#### Required work
Type out all the records word for word. Any pictures are to be left out.
##### Data records
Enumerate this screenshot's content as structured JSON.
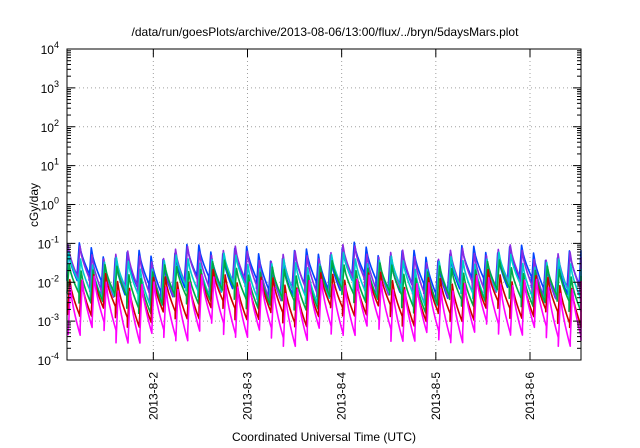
{
  "chart_data": {
    "type": "line",
    "title": "/data/run/goesPlots/archive/2013-08-06/13:00/flux/../bryn/5daysMars.plot",
    "xlabel": "Coordinated Universal Time (UTC)",
    "ylabel": "cGy/day",
    "yscale": "log",
    "ylim": [
      0.0001,
      10000
    ],
    "xlim": [
      "2013-08-01T02:00",
      "2013-08-06T13:00"
    ],
    "grid": true,
    "x_ticks": [
      "2013-8-2",
      "2013-8-3",
      "2013-8-4",
      "2013-8-5",
      "2013-8-6"
    ],
    "y_ticks": [
      {
        "base": "10",
        "exp": "-4"
      },
      {
        "base": "10",
        "exp": "-3"
      },
      {
        "base": "10",
        "exp": "-2"
      },
      {
        "base": "10",
        "exp": "-1"
      },
      {
        "base": "10",
        "exp": "0"
      },
      {
        "base": "10",
        "exp": "1"
      },
      {
        "base": "10",
        "exp": "2"
      },
      {
        "base": "10",
        "exp": "3"
      },
      {
        "base": "10",
        "exp": "4"
      }
    ],
    "sawtooth": {
      "cycles": 43,
      "description_note": "each series rises sharply to a peak then decays until the next peak"
    },
    "series": [
      {
        "color": "#0044ff",
        "peak": 0.06,
        "trough": 0.008
      },
      {
        "color": "#8a2be2",
        "peak": 0.055,
        "trough": 0.0065
      },
      {
        "color": "#00cccc",
        "peak": 0.035,
        "trough": 0.005
      },
      {
        "color": "#00aa44",
        "peak": 0.022,
        "trough": 0.0035
      },
      {
        "color": "#cc0000",
        "peak": 0.012,
        "trough": 0.0015
      },
      {
        "color": "#ff00ff",
        "peak": 0.009,
        "trough": 0.0005
      }
    ]
  }
}
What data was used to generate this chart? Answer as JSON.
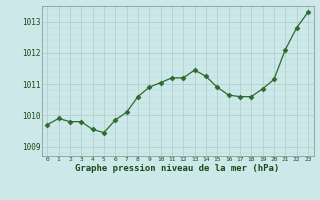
{
  "x": [
    0,
    1,
    2,
    3,
    4,
    5,
    6,
    7,
    8,
    9,
    10,
    11,
    12,
    13,
    14,
    15,
    16,
    17,
    18,
    19,
    20,
    21,
    22,
    23
  ],
  "y": [
    1009.7,
    1009.9,
    1009.8,
    1009.8,
    1009.55,
    1009.45,
    1009.85,
    1010.1,
    1010.6,
    1010.9,
    1011.05,
    1011.2,
    1011.2,
    1011.45,
    1011.25,
    1010.9,
    1010.65,
    1010.6,
    1010.6,
    1010.85,
    1011.15,
    1012.1,
    1012.8,
    1013.3
  ],
  "line_color": "#2d6a2d",
  "marker": "D",
  "marker_size": 2.5,
  "bg_color": "#cce8e8",
  "grid_major_color": "#aacccc",
  "grid_minor_color": "#bbdddd",
  "xlabel": "Graphe pression niveau de la mer (hPa)",
  "xlabel_color": "#1a4a1a",
  "tick_color": "#1a4a1a",
  "ylim": [
    1008.7,
    1013.5
  ],
  "yticks": [
    1009,
    1010,
    1011,
    1012,
    1013
  ],
  "xlim": [
    -0.5,
    23.5
  ],
  "xticks": [
    0,
    1,
    2,
    3,
    4,
    5,
    6,
    7,
    8,
    9,
    10,
    11,
    12,
    13,
    14,
    15,
    16,
    17,
    18,
    19,
    20,
    21,
    22,
    23
  ]
}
##########
#### Finished exercise
Enumerate this screenshot's content as structured JSON.
{
  "chart_data": {
    "type": "line",
    "title": "/data/run/goesPlots/archive/2013-08-06/13:00/flux/../bryn/5daysMars.plot",
    "xlabel": "Coordinated Universal Time (UTC)",
    "ylabel": "cGy/day",
    "yscale": "log",
    "ylim": [
      0.0001,
      10000
    ],
    "xlim": [
      "2013-08-01T02:00",
      "2013-08-06T13:00"
    ],
    "grid": true,
    "x_ticks": [
      "2013-8-2",
      "2013-8-3",
      "2013-8-4",
      "2013-8-5",
      "2013-8-6"
    ],
    "y_ticks": [
      {
        "base": "10",
        "exp": "-4"
      },
      {
        "base": "10",
        "exp": "-3"
      },
      {
        "base": "10",
        "exp": "-2"
      },
      {
        "base": "10",
        "exp": "-1"
      },
      {
        "base": "10",
        "exp": "0"
      },
      {
        "base": "10",
        "exp": "1"
      },
      {
        "base": "10",
        "exp": "2"
      },
      {
        "base": "10",
        "exp": "3"
      },
      {
        "base": "10",
        "exp": "4"
      }
    ],
    "sawtooth": {
      "cycles": 43,
      "description_note": "each series rises sharply to a peak then decays until the next peak"
    },
    "series": [
      {
        "color": "#0044ff",
        "peak": 0.06,
        "trough": 0.008
      },
      {
        "color": "#8a2be2",
        "peak": 0.055,
        "trough": 0.0065
      },
      {
        "color": "#00cccc",
        "peak": 0.035,
        "trough": 0.005
      },
      {
        "color": "#00aa44",
        "peak": 0.022,
        "trough": 0.0035
      },
      {
        "color": "#cc0000",
        "peak": 0.012,
        "trough": 0.0015
      },
      {
        "color": "#ff00ff",
        "peak": 0.009,
        "trough": 0.0005
      }
    ]
  }
}
What data was used to generate this chart? Answer as JSON.
{
  "x": [
    0,
    1,
    2,
    3,
    4,
    5,
    6,
    7,
    8,
    9,
    10,
    11,
    12,
    13,
    14,
    15,
    16,
    17,
    18,
    19,
    20,
    21,
    22,
    23
  ],
  "y": [
    1009.7,
    1009.9,
    1009.8,
    1009.8,
    1009.55,
    1009.45,
    1009.85,
    1010.1,
    1010.6,
    1010.9,
    1011.05,
    1011.2,
    1011.2,
    1011.45,
    1011.25,
    1010.9,
    1010.65,
    1010.6,
    1010.6,
    1010.85,
    1011.15,
    1012.1,
    1012.8,
    1013.3
  ],
  "line_color": "#2d6a2d",
  "marker": "D",
  "marker_size": 2.5,
  "bg_color": "#cce8e8",
  "grid_major_color": "#aacccc",
  "grid_minor_color": "#bbdddd",
  "xlabel": "Graphe pression niveau de la mer (hPa)",
  "xlabel_color": "#1a4a1a",
  "tick_color": "#1a4a1a",
  "ylim": [
    1008.7,
    1013.5
  ],
  "yticks": [
    1009,
    1010,
    1011,
    1012,
    1013
  ],
  "xlim": [
    -0.5,
    23.5
  ],
  "xticks": [
    0,
    1,
    2,
    3,
    4,
    5,
    6,
    7,
    8,
    9,
    10,
    11,
    12,
    13,
    14,
    15,
    16,
    17,
    18,
    19,
    20,
    21,
    22,
    23
  ]
}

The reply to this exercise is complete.